**Figure record listings**
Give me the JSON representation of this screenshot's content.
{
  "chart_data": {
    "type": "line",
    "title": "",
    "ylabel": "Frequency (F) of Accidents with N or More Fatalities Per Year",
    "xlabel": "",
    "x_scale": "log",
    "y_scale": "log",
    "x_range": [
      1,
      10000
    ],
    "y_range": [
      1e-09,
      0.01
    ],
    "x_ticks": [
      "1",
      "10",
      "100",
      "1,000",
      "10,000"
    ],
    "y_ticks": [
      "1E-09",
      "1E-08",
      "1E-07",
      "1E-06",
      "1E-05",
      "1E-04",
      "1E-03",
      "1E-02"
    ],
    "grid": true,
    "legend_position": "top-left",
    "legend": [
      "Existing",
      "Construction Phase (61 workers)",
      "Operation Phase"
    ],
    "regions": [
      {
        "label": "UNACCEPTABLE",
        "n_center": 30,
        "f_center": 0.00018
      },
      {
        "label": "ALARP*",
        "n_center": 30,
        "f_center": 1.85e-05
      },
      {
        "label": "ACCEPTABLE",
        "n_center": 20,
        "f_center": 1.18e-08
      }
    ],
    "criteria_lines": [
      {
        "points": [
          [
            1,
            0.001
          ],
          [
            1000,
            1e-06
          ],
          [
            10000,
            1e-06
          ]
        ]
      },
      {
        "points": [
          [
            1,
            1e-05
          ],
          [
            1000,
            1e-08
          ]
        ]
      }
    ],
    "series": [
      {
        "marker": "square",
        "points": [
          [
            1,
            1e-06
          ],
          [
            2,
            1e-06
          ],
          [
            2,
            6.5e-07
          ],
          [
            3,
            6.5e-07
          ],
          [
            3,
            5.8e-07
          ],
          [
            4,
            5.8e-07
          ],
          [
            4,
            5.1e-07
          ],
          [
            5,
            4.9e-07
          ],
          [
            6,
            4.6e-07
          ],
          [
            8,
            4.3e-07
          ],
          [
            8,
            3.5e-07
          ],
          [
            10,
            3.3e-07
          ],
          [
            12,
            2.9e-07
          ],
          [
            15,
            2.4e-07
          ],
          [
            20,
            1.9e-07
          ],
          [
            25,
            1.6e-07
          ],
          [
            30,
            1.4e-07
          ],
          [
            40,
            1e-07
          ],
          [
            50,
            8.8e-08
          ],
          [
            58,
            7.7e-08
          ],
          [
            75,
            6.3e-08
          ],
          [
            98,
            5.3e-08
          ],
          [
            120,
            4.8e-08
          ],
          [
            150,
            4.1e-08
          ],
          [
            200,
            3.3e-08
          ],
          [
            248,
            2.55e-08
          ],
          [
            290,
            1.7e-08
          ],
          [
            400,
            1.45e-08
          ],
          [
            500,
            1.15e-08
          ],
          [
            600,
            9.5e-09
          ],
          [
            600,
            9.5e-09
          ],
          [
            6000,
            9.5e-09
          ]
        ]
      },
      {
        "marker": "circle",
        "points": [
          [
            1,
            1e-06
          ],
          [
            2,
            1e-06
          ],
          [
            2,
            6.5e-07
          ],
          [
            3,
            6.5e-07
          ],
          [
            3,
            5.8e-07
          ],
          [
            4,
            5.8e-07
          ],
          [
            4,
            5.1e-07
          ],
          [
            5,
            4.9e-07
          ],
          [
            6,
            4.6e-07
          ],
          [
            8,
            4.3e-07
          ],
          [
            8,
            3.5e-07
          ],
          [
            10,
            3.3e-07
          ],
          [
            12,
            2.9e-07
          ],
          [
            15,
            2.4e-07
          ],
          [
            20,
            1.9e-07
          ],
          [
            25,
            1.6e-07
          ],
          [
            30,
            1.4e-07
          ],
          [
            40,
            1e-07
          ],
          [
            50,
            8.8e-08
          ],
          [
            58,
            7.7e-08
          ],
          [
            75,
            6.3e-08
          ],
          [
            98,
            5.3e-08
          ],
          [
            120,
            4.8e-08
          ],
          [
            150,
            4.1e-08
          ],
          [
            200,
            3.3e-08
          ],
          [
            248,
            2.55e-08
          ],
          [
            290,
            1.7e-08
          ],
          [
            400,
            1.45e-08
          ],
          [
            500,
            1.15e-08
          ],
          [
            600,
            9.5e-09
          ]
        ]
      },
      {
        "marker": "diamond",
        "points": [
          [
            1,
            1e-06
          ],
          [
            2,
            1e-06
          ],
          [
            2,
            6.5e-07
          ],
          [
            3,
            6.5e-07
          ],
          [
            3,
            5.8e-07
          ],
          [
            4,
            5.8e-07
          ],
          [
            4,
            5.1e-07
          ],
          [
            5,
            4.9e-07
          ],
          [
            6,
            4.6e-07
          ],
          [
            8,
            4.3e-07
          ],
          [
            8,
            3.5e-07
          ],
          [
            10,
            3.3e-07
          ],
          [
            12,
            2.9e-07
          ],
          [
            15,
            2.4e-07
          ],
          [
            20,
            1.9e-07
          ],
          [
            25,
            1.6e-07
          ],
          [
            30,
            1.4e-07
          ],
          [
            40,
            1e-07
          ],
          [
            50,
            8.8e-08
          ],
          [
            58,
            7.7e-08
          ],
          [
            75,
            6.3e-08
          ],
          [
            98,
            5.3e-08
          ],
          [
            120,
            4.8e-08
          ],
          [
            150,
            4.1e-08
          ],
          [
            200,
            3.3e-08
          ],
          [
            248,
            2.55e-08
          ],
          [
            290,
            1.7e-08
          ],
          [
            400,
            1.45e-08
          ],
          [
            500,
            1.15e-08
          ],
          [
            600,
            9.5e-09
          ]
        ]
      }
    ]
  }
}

**BRIEF**
Search the preceding listing for "marker" and extract every line where it is found.

**RESPONSE**
        "marker": "square",
        "marker": "circle",
        "marker": "diamond",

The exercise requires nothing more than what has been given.